- [Required work]
Lines that hold the word "this" should be located and copied.

· · · · · · ·

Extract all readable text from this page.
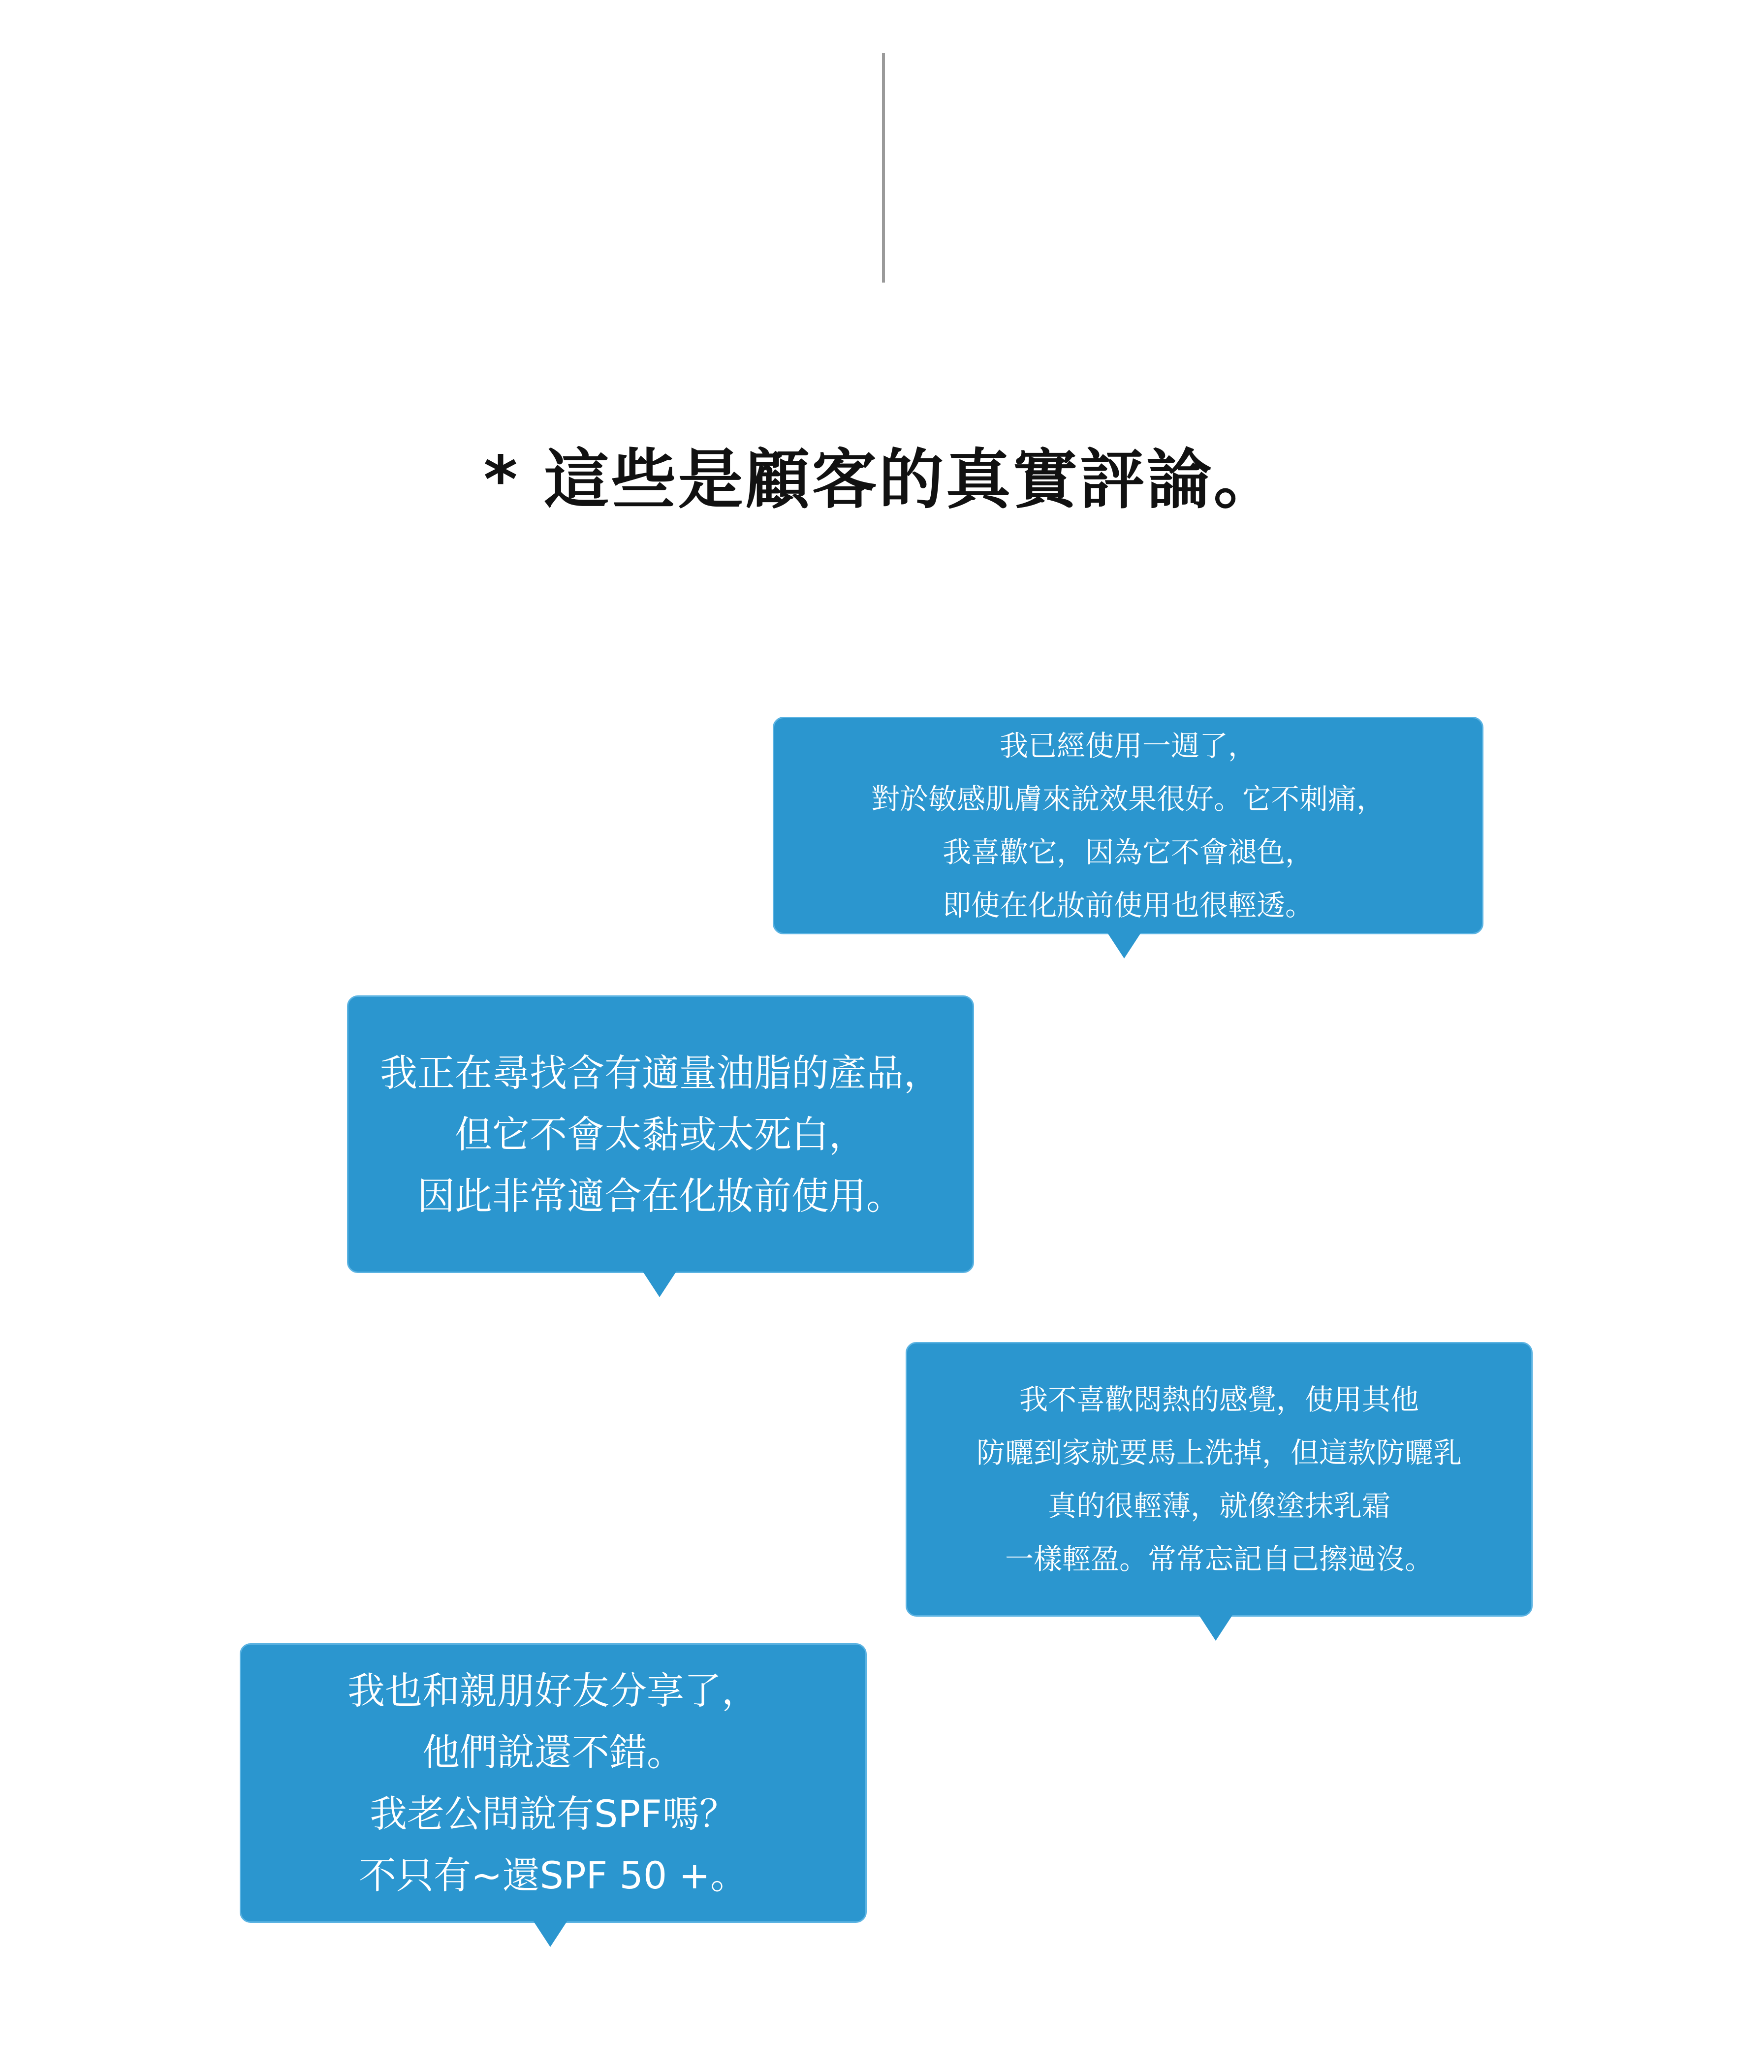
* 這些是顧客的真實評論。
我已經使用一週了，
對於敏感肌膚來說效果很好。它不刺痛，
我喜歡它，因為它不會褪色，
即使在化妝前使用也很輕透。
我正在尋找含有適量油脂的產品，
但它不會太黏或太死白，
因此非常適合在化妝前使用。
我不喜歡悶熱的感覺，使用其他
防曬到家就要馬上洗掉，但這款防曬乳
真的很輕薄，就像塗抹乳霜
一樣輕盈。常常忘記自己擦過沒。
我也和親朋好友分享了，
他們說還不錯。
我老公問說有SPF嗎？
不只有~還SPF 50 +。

· · · · · · ·

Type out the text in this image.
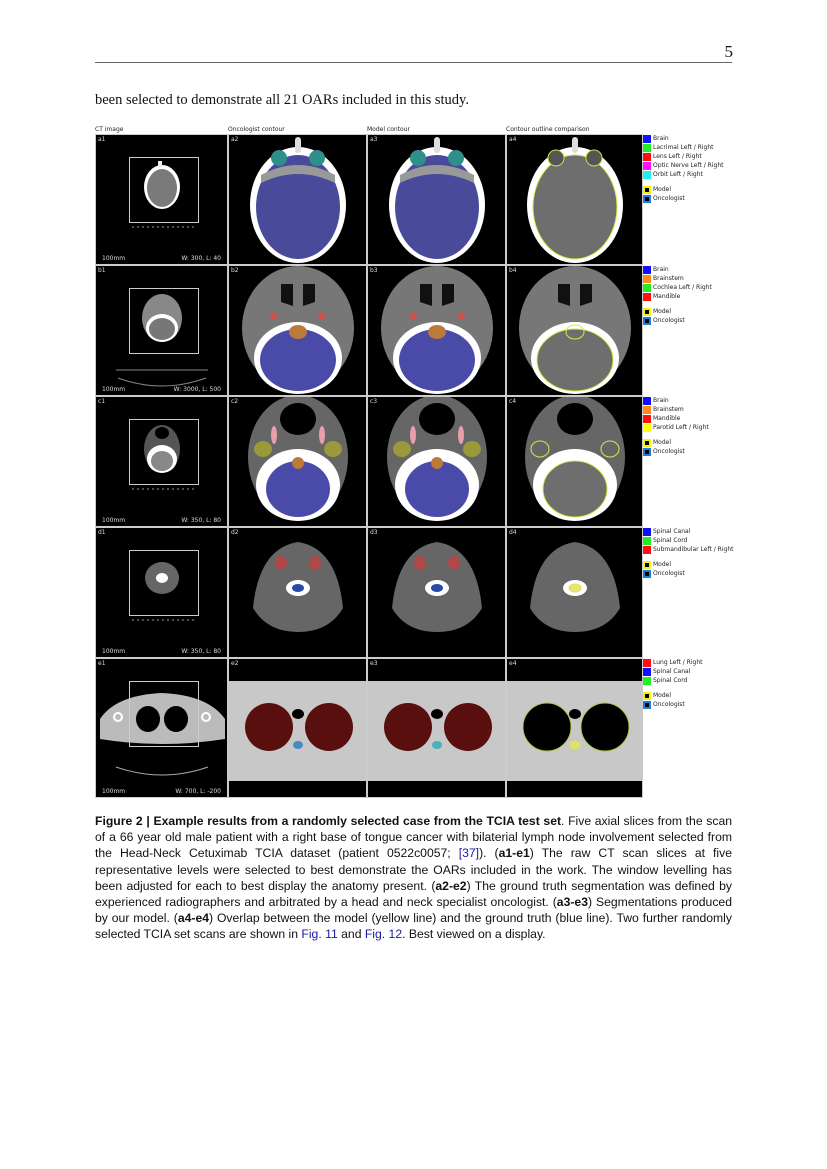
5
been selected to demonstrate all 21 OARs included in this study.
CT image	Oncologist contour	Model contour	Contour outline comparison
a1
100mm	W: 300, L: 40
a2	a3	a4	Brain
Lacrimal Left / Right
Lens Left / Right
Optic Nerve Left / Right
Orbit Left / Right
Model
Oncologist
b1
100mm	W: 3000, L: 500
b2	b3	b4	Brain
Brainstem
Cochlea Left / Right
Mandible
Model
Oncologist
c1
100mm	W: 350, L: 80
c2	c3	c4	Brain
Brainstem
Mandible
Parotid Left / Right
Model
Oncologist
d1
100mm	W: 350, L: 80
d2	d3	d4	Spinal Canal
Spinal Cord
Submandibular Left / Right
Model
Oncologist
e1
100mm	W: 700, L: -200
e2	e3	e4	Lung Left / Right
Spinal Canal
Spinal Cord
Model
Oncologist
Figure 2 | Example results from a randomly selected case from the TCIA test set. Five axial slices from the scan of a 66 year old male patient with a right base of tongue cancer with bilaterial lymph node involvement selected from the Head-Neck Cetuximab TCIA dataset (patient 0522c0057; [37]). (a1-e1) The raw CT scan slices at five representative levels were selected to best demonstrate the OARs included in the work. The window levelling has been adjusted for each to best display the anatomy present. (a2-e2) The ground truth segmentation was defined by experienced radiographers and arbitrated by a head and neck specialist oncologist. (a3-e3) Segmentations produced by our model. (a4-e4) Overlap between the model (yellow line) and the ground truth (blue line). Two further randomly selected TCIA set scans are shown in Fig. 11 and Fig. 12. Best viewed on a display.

· · · · · · ·

- [Answer for the task]
Extract all readable text from this page.
Type out the text in this image.
been selected to demonstrate all 21 OARs included in this study.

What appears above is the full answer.